**EXERCISE INSTRUCTIONS**:
Print each line exactly as it is given.

Items from a dataset:

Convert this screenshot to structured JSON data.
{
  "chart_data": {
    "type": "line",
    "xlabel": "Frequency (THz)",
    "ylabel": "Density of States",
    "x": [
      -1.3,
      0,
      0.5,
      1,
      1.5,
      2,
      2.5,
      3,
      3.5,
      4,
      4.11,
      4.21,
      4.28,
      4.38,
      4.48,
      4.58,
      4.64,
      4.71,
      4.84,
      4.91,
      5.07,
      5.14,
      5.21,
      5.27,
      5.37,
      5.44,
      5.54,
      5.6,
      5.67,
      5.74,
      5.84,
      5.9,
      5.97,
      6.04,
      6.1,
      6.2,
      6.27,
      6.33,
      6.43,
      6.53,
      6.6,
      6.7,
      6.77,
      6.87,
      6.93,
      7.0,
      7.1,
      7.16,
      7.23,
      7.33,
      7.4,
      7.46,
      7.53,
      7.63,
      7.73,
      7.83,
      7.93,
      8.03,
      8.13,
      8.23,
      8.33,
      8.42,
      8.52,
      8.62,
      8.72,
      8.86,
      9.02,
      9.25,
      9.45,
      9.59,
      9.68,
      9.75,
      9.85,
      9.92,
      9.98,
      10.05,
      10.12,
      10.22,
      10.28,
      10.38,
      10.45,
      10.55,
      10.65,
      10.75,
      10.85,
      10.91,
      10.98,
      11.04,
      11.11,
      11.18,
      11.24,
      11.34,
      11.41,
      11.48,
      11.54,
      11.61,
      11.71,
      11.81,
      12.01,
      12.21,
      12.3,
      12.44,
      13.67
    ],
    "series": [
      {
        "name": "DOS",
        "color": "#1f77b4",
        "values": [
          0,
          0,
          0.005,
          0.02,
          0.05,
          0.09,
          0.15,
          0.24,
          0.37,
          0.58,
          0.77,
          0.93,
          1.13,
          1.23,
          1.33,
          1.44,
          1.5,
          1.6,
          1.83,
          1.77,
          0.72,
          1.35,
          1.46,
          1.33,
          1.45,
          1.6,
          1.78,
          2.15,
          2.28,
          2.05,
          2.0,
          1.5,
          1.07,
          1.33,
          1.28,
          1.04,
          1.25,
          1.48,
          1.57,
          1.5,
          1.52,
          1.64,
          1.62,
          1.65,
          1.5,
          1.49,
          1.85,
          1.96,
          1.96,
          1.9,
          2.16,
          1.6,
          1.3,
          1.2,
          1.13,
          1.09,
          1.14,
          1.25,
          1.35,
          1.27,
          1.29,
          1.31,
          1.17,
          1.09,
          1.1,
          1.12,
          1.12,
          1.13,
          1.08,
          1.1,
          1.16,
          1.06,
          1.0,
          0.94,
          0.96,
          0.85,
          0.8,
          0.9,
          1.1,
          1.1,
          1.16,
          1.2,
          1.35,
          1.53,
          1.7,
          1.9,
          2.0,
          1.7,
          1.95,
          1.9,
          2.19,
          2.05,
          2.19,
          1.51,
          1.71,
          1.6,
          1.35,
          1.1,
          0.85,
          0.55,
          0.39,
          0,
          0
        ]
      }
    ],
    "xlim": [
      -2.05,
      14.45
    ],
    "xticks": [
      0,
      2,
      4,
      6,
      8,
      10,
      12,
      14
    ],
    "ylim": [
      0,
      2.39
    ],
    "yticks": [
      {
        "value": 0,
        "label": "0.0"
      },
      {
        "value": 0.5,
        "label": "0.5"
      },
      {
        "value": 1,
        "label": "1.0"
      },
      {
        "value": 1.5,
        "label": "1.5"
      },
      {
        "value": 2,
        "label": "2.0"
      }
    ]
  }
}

**RESULT**:
Convert this screenshot to structured JSON data.
{
  "chart_data": {
    "type": "line",
    "xlabel": "Frequency (THz)",
    "ylabel": "Density of States",
    "x": [
      -1.3,
      0,
      0.5,
      1,
      1.5,
      2,
      2.5,
      3,
      3.5,
      4,
      4.11,
      4.21,
      4.28,
      4.38,
      4.48,
      4.58,
      4.64,
      4.71,
      4.84,
      4.91,
      5.07,
      5.14,
      5.21,
      5.27,
      5.37,
      5.44,
      5.54,
      5.6,
      5.67,
      5.74,
      5.84,
      5.9,
      5.97,
      6.04,
      6.1,
      6.2,
      6.27,
      6.33,
      6.43,
      6.53,
      6.6,
      6.7,
      6.77,
      6.87,
      6.93,
      7.0,
      7.1,
      7.16,
      7.23,
      7.33,
      7.4,
      7.46,
      7.53,
      7.63,
      7.73,
      7.83,
      7.93,
      8.03,
      8.13,
      8.23,
      8.33,
      8.42,
      8.52,
      8.62,
      8.72,
      8.86,
      9.02,
      9.25,
      9.45,
      9.59,
      9.68,
      9.75,
      9.85,
      9.92,
      9.98,
      10.05,
      10.12,
      10.22,
      10.28,
      10.38,
      10.45,
      10.55,
      10.65,
      10.75,
      10.85,
      10.91,
      10.98,
      11.04,
      11.11,
      11.18,
      11.24,
      11.34,
      11.41,
      11.48,
      11.54,
      11.61,
      11.71,
      11.81,
      12.01,
      12.21,
      12.3,
      12.44,
      13.67
    ],
    "series": [
      {
        "name": "DOS",
        "color": "#1f77b4",
        "values": [
          0,
          0,
          0.005,
          0.02,
          0.05,
          0.09,
          0.15,
          0.24,
          0.37,
          0.58,
          0.77,
          0.93,
          1.13,
          1.23,
          1.33,
          1.44,
          1.5,
          1.6,
          1.83,
          1.77,
          0.72,
          1.35,
          1.46,
          1.33,
          1.45,
          1.6,
          1.78,
          2.15,
          2.28,
          2.05,
          2.0,
          1.5,
          1.07,
          1.33,
          1.28,
          1.04,
          1.25,
          1.48,
          1.57,
          1.5,
          1.52,
          1.64,
          1.62,
          1.65,
          1.5,
          1.49,
          1.85,
          1.96,
          1.96,
          1.9,
          2.16,
          1.6,
          1.3,
          1.2,
          1.13,
          1.09,
          1.14,
          1.25,
          1.35,
          1.27,
          1.29,
          1.31,
          1.17,
          1.09,
          1.1,
          1.12,
          1.12,
          1.13,
          1.08,
          1.1,
          1.16,
          1.06,
          1.0,
          0.94,
          0.96,
          0.85,
          0.8,
          0.9,
          1.1,
          1.1,
          1.16,
          1.2,
          1.35,
          1.53,
          1.7,
          1.9,
          2.0,
          1.7,
          1.95,
          1.9,
          2.19,
          2.05,
          2.19,
          1.51,
          1.71,
          1.6,
          1.35,
          1.1,
          0.85,
          0.55,
          0.39,
          0,
          0
        ]
      }
    ],
    "xlim": [
      -2.05,
      14.45
    ],
    "xticks": [
      0,
      2,
      4,
      6,
      8,
      10,
      12,
      14
    ],
    "ylim": [
      0,
      2.39
    ],
    "yticks": [
      {
        "value": 0,
        "label": "0.0"
      },
      {
        "value": 0.5,
        "label": "0.5"
      },
      {
        "value": 1,
        "label": "1.0"
      },
      {
        "value": 1.5,
        "label": "1.5"
      },
      {
        "value": 2,
        "label": "2.0"
      }
    ]
  }
}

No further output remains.